▶ _Given instruction_:
Collect all lines below with the string "стресса".

▶ _Recorded information_:
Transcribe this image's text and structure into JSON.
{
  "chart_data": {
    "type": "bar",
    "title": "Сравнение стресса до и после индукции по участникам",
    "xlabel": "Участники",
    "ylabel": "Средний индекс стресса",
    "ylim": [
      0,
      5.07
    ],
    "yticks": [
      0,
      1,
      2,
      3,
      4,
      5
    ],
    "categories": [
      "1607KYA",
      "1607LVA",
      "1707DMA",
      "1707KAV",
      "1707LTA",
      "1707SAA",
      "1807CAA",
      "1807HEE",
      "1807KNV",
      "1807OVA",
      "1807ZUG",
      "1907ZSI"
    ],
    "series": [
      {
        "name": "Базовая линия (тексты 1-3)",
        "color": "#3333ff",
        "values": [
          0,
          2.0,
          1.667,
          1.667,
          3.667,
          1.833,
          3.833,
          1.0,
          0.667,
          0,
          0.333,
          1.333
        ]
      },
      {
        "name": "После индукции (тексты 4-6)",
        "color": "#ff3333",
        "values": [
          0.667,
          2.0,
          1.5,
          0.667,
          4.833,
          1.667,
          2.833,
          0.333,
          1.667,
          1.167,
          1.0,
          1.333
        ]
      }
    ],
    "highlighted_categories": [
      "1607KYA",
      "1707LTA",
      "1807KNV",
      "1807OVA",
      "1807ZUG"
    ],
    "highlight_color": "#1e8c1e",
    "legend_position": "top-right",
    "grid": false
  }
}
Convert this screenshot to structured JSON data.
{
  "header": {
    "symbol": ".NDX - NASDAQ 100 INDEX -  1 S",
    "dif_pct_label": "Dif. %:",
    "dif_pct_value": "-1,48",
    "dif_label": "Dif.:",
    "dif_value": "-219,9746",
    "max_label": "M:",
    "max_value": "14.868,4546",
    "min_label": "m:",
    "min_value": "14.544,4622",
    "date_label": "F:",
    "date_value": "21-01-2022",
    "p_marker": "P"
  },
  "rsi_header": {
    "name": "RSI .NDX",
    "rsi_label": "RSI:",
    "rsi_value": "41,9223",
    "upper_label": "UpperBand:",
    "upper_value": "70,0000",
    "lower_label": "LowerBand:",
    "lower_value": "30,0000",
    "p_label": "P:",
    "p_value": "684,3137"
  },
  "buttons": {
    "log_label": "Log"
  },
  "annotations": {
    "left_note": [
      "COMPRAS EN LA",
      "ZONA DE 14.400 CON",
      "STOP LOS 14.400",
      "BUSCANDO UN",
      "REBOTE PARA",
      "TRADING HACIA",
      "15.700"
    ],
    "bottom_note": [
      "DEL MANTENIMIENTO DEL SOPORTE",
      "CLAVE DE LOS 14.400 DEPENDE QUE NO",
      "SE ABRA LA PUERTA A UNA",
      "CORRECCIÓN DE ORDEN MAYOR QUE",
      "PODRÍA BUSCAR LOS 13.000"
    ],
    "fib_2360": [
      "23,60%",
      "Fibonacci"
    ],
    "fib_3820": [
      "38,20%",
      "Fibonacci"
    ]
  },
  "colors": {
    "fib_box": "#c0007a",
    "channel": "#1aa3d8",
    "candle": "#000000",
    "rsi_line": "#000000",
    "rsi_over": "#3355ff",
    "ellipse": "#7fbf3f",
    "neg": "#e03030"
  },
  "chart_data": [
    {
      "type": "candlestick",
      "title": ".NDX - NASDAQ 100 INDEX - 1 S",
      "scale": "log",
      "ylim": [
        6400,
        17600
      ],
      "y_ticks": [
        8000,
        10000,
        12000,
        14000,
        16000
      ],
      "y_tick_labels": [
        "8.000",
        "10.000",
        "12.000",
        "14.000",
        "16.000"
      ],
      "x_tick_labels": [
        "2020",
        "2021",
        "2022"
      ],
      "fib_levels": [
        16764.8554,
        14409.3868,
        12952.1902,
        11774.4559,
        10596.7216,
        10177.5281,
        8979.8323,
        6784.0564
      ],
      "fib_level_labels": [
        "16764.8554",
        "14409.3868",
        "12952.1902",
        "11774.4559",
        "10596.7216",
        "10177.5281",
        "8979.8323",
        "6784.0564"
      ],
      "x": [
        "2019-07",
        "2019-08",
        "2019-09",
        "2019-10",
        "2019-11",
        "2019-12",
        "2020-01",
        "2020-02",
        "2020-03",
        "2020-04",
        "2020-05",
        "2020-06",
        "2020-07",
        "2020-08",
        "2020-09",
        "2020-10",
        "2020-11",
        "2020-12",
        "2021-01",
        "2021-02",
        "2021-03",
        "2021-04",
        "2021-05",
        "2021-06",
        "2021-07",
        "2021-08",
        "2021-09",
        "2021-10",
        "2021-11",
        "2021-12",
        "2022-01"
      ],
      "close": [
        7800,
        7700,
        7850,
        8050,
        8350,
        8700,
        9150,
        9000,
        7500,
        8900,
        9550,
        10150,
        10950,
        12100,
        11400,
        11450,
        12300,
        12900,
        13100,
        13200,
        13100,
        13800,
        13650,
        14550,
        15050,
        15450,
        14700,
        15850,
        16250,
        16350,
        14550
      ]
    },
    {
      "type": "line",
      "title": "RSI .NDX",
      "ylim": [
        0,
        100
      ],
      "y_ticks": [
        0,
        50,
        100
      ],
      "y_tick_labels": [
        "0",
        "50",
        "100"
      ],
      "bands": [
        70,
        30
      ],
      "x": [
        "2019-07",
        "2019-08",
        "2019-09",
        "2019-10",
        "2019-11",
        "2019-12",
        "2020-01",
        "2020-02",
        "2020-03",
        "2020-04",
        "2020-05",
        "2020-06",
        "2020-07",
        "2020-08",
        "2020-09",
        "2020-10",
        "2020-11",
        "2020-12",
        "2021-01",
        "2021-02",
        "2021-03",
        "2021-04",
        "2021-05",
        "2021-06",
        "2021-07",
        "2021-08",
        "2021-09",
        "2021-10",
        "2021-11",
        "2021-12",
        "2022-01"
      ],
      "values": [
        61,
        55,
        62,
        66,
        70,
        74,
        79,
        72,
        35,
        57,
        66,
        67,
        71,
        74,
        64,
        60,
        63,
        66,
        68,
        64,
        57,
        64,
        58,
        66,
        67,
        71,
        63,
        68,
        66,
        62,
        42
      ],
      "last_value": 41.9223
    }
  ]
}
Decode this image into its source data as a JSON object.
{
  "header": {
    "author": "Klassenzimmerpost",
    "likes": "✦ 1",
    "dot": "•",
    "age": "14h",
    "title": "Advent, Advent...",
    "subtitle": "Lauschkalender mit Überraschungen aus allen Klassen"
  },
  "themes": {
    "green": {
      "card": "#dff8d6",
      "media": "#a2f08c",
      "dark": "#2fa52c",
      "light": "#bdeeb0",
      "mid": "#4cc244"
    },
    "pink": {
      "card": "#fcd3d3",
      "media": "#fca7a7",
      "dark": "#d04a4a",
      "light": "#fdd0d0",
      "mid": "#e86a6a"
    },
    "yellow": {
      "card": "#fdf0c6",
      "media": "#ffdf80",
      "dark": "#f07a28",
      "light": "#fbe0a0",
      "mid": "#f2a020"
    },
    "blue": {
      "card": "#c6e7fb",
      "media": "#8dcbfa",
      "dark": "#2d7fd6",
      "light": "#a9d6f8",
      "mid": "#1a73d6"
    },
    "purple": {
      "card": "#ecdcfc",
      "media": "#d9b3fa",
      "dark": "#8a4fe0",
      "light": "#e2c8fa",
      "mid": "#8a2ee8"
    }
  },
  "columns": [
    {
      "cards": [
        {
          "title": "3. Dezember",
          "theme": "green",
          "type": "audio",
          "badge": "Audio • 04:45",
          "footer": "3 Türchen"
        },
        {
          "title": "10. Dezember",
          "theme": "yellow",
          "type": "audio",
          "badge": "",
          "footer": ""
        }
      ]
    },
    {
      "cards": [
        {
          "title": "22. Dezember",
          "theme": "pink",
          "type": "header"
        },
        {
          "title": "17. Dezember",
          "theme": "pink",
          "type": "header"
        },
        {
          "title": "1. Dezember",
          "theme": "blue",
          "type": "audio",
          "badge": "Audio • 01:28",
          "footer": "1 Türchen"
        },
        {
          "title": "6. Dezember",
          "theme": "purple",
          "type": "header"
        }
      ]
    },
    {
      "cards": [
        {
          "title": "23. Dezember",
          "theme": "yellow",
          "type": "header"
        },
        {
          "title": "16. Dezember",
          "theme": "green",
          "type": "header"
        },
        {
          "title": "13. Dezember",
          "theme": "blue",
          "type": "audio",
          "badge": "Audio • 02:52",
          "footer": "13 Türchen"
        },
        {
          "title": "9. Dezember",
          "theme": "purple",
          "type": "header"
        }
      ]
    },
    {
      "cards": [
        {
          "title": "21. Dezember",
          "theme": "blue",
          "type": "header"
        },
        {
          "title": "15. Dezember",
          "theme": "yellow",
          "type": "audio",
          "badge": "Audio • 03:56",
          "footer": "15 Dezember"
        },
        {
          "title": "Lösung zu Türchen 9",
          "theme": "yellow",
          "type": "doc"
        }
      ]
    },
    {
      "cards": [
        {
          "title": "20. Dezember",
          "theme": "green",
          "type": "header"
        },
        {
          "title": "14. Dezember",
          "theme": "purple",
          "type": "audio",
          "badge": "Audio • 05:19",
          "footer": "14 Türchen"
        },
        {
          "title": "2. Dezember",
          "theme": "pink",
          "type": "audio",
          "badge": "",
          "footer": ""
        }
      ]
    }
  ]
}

▶ _Exercise solution_:
    "title": "Сравнение стресса до и после индукции по участникам",
    "ylabel": "Средний индекс стресса",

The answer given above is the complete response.